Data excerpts
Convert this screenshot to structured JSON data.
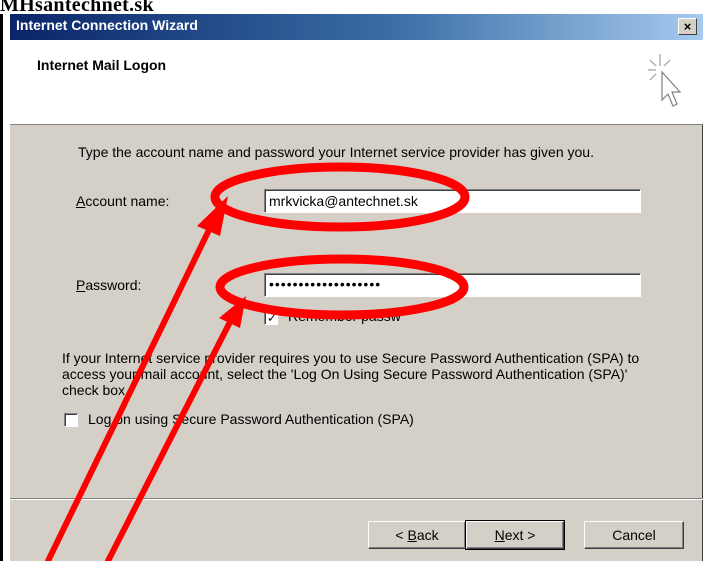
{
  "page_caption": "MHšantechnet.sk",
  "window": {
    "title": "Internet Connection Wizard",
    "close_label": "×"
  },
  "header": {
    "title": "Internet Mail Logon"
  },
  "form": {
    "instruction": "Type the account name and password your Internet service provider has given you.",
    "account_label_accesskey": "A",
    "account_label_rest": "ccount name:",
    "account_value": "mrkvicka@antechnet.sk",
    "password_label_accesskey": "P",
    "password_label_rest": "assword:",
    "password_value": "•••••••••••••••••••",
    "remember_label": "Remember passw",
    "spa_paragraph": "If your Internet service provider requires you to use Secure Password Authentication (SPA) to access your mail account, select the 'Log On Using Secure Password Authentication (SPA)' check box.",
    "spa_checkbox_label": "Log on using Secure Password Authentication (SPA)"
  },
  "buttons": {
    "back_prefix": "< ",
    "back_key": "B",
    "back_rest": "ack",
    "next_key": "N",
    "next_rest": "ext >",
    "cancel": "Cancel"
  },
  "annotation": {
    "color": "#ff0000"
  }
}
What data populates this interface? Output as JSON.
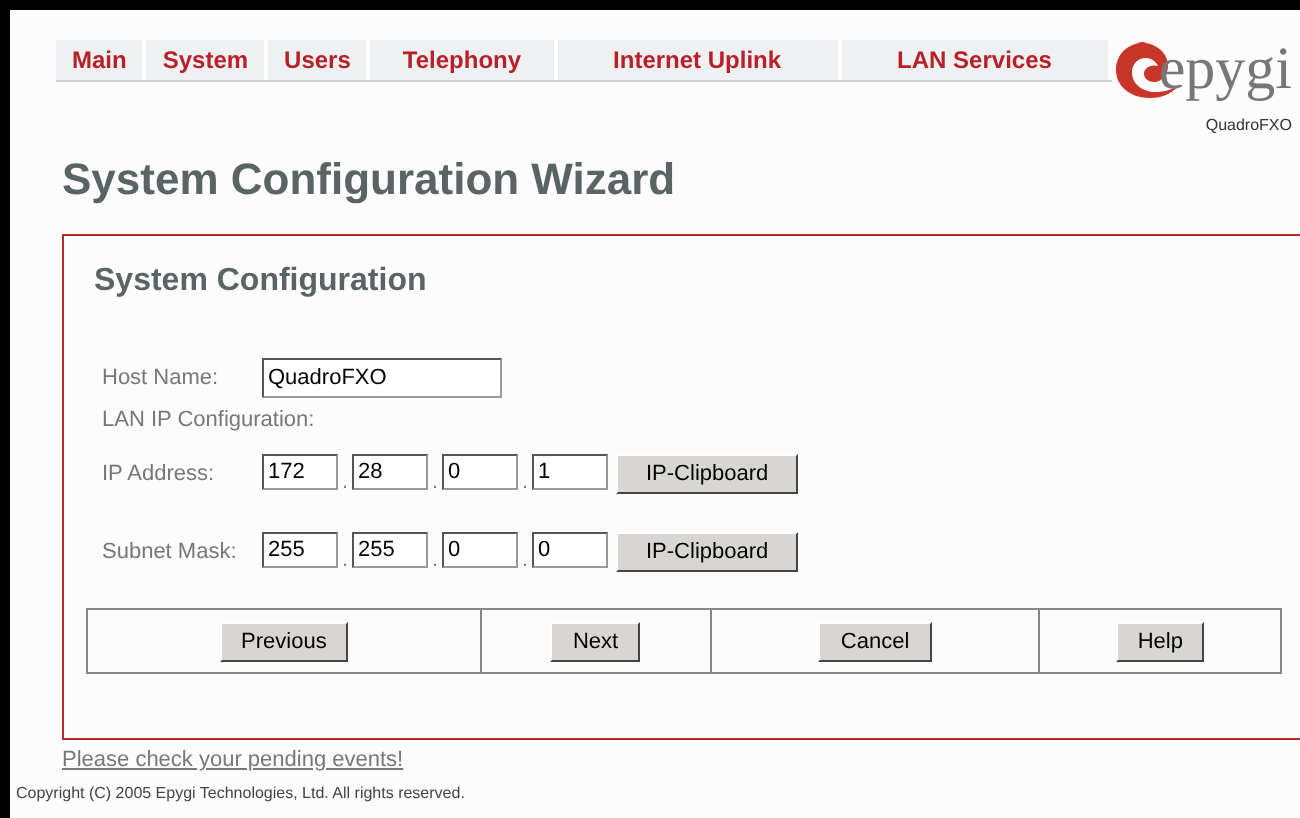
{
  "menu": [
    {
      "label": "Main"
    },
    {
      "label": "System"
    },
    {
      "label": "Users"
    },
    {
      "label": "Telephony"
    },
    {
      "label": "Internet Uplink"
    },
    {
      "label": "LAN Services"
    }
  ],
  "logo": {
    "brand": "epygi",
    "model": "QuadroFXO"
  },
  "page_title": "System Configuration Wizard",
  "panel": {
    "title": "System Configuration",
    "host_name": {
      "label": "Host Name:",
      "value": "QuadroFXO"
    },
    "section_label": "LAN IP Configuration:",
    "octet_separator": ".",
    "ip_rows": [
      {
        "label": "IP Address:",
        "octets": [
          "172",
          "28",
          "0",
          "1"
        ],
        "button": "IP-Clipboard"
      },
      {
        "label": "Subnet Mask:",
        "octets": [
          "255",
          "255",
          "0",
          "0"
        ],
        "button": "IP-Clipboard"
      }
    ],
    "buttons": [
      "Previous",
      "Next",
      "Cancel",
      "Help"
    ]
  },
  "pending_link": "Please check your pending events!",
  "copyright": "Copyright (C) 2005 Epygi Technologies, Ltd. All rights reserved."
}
* * *
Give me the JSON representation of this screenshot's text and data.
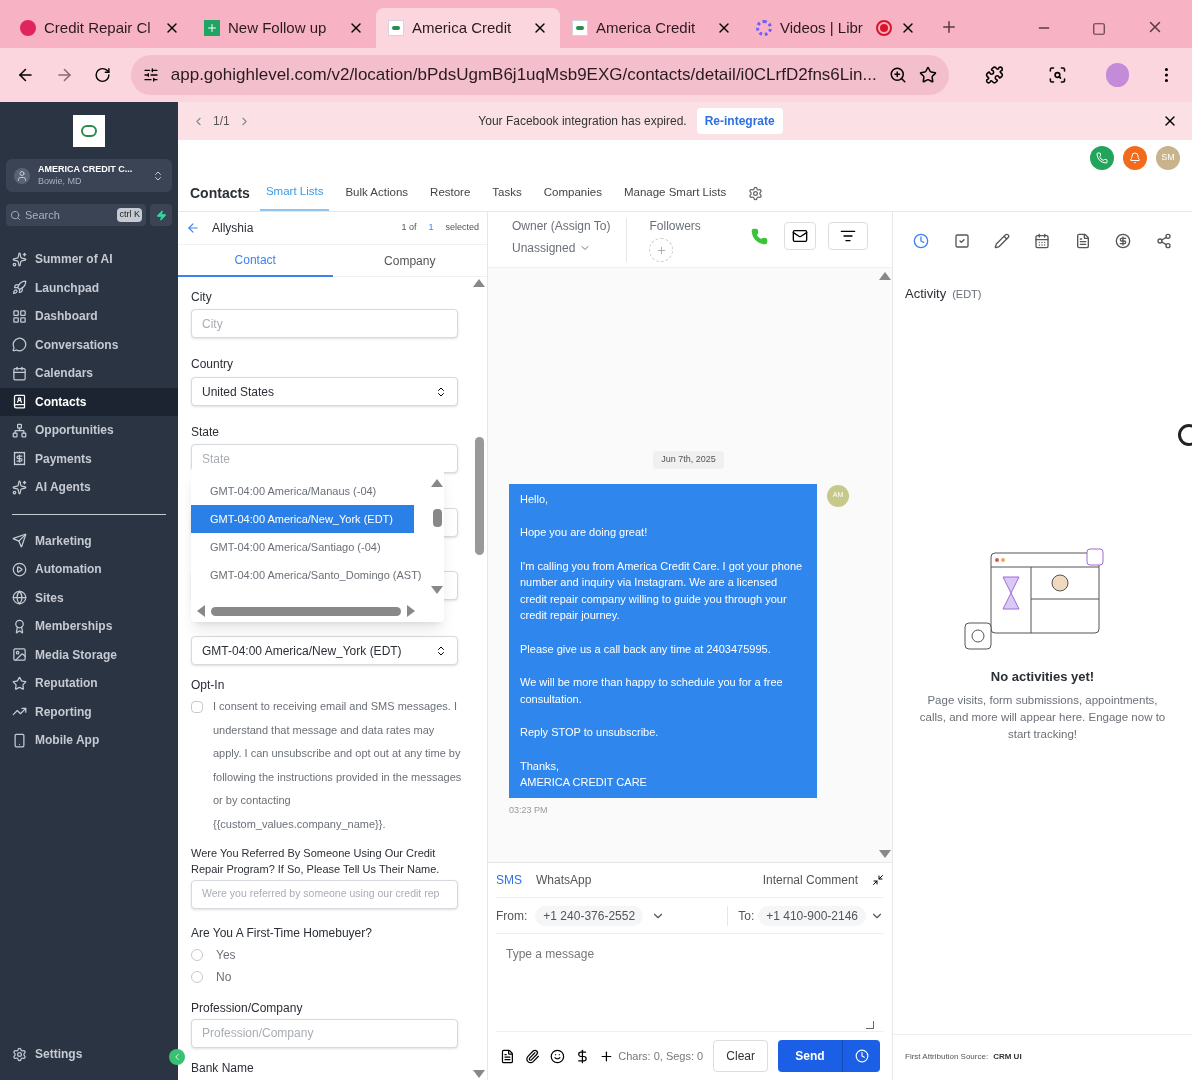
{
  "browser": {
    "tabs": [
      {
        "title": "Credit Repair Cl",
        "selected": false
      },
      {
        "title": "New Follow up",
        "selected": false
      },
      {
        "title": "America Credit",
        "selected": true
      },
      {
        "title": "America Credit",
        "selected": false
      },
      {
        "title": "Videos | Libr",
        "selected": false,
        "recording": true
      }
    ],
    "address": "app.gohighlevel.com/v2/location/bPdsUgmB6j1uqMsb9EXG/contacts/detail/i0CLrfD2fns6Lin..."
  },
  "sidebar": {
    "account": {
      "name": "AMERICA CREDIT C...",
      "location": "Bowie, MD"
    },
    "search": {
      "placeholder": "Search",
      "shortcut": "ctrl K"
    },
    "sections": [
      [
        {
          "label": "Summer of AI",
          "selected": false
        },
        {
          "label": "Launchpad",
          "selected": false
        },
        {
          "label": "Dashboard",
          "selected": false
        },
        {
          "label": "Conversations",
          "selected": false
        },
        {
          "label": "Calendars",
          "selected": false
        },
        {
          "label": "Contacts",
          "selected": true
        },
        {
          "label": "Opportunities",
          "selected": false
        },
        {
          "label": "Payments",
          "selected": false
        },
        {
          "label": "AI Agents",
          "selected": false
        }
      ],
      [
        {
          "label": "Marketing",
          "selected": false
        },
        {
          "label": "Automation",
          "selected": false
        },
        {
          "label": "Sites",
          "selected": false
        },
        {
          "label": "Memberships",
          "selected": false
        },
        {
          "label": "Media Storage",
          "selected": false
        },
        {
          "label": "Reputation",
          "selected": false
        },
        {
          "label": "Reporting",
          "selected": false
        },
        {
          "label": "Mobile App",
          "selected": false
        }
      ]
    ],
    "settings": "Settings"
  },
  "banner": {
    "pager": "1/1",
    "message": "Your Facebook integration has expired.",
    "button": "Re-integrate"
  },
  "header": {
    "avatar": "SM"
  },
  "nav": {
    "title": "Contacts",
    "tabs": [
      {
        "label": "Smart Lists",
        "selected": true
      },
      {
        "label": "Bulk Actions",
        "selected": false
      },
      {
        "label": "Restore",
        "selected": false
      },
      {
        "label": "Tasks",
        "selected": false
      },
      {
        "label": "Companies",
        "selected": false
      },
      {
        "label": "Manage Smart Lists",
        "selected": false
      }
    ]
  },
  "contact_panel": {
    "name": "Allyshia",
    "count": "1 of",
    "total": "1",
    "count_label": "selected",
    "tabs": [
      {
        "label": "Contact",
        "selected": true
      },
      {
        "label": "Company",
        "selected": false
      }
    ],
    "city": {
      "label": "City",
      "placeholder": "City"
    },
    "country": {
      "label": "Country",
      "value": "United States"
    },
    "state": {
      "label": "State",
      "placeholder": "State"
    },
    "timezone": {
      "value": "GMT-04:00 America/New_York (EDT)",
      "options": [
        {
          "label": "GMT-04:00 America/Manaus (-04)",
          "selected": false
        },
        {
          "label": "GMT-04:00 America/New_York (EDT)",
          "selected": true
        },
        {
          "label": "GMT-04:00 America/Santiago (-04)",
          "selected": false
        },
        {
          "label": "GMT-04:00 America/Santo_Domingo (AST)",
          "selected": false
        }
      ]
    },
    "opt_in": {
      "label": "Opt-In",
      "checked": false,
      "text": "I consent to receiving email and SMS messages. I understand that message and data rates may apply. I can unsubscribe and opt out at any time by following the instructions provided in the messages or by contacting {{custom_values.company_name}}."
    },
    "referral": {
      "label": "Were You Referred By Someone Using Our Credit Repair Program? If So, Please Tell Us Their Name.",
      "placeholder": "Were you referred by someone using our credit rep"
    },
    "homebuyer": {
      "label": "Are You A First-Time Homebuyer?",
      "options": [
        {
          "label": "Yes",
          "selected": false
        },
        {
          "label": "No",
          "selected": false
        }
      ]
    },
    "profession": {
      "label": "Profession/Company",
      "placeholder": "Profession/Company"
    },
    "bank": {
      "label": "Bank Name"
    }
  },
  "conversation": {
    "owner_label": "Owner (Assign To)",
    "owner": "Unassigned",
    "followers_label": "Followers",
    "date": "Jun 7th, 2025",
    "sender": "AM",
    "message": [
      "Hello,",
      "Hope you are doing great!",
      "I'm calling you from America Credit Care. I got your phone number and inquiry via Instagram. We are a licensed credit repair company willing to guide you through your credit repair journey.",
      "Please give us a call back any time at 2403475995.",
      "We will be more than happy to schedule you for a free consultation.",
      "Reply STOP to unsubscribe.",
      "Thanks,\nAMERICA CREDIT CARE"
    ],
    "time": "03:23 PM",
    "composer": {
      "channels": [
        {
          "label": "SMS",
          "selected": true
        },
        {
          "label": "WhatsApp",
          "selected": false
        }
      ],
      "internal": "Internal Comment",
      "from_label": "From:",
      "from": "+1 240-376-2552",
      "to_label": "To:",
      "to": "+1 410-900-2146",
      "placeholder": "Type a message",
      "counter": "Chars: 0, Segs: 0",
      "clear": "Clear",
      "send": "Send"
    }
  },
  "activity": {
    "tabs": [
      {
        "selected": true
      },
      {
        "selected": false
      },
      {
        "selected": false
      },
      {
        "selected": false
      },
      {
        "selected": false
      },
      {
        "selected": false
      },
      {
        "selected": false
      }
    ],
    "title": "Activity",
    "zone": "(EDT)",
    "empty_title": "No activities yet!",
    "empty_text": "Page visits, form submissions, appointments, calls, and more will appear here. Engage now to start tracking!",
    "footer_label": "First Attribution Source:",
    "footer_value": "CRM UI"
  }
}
--
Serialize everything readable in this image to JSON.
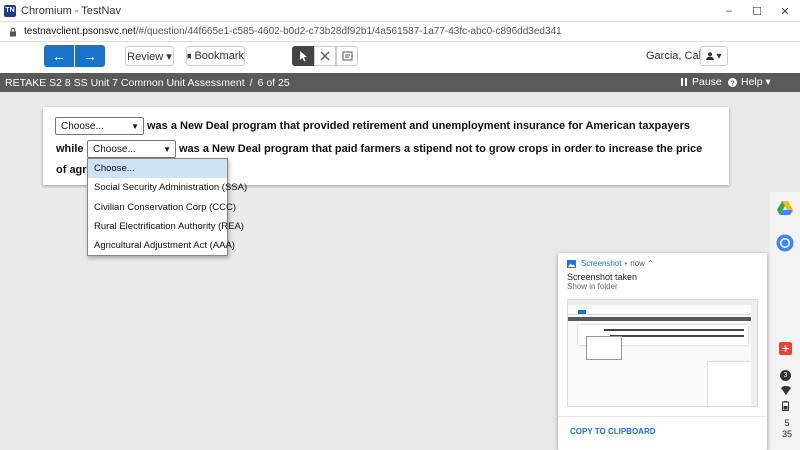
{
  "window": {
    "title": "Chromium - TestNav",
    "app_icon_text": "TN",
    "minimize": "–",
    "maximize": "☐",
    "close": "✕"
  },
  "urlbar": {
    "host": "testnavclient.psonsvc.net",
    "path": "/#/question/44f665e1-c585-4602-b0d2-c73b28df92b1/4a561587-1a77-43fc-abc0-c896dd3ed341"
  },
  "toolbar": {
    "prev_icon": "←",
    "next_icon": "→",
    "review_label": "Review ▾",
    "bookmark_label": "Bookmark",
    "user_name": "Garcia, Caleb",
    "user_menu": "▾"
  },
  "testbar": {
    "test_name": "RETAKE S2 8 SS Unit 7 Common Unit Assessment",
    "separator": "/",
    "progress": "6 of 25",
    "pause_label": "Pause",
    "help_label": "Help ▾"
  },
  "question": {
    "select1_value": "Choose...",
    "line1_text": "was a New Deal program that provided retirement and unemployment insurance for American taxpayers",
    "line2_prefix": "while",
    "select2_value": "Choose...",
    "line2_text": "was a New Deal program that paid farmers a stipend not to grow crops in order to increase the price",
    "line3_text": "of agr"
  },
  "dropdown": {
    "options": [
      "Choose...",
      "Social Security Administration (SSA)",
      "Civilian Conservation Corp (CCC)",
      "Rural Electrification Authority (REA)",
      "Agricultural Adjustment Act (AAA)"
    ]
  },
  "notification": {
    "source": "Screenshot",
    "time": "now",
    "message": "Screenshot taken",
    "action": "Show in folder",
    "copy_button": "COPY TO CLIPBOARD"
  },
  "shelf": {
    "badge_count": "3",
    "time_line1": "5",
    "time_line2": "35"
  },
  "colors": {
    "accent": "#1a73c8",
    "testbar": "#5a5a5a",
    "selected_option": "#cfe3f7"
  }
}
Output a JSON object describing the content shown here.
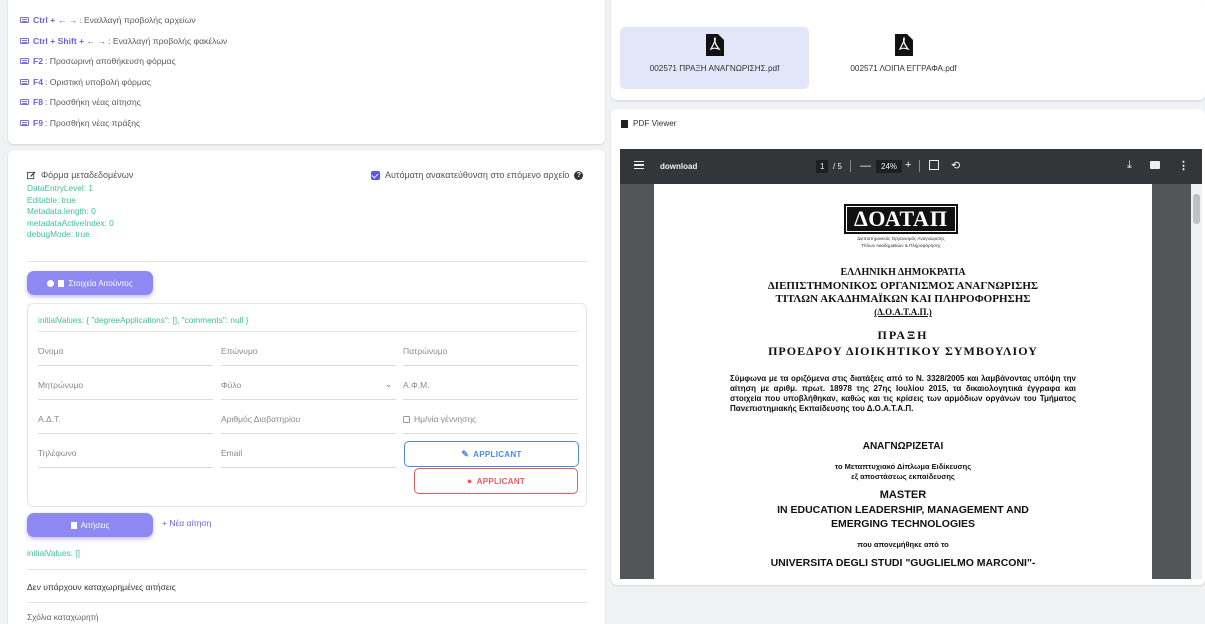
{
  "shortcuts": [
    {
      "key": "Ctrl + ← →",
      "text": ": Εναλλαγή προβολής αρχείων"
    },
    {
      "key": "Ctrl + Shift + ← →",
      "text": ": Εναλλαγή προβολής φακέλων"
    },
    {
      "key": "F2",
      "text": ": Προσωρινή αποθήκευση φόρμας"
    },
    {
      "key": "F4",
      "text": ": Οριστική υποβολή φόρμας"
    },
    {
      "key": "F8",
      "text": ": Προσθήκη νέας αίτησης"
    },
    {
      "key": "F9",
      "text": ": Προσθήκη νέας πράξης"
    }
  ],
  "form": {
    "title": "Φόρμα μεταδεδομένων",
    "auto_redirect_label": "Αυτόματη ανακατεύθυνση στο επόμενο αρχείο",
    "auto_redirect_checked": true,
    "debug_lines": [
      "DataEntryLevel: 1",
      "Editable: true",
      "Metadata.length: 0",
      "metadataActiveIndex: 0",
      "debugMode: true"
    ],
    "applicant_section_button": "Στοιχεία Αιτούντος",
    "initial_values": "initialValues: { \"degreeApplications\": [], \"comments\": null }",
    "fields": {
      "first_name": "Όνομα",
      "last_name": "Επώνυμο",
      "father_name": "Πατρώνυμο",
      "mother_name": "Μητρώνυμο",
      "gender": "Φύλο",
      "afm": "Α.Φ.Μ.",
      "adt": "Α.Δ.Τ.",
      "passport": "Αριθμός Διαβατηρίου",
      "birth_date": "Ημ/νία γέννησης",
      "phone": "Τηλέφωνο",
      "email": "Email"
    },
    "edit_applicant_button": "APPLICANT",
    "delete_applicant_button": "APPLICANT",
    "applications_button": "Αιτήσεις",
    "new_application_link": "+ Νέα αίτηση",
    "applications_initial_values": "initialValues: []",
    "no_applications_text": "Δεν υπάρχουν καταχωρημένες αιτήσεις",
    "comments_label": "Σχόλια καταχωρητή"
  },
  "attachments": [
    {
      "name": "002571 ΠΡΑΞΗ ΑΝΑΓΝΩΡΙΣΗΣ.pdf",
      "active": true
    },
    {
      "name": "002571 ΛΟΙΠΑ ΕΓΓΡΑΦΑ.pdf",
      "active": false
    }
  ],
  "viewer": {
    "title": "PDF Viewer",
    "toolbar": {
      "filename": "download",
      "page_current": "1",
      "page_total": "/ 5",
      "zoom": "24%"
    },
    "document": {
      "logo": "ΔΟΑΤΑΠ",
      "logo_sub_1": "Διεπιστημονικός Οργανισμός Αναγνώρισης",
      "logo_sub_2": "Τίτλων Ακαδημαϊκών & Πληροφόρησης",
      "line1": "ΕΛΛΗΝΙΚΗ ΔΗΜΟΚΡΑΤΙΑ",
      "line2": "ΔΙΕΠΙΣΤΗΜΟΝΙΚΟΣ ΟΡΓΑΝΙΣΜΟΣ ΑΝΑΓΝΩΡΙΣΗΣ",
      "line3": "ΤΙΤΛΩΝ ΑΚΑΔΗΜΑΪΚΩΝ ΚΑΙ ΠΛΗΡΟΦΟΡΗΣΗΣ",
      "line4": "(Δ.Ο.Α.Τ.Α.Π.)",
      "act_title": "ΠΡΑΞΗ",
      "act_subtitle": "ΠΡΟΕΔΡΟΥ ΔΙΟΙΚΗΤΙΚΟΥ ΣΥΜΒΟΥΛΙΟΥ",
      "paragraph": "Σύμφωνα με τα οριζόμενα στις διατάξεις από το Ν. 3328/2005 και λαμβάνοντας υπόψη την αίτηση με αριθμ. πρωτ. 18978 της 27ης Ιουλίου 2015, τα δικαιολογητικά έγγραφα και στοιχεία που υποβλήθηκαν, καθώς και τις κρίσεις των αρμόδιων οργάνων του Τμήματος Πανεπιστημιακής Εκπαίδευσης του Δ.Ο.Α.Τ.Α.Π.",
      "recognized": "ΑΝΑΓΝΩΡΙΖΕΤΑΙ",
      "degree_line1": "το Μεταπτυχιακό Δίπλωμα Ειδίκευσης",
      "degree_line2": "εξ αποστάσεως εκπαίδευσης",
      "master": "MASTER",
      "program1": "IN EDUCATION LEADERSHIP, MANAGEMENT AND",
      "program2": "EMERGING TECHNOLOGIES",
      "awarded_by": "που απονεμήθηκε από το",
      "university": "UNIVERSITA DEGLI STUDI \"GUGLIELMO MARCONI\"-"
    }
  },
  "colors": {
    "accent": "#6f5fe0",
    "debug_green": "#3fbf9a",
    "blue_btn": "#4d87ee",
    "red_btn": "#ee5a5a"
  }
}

#### Exercise directions:
Gather each line in these records that contains the string "Εναλλαγή".

#### Expected answer:
      "text": ": Εναλλαγή προβολής αρχείων"
      "text": ": Εναλλαγή προβολής φακέλων"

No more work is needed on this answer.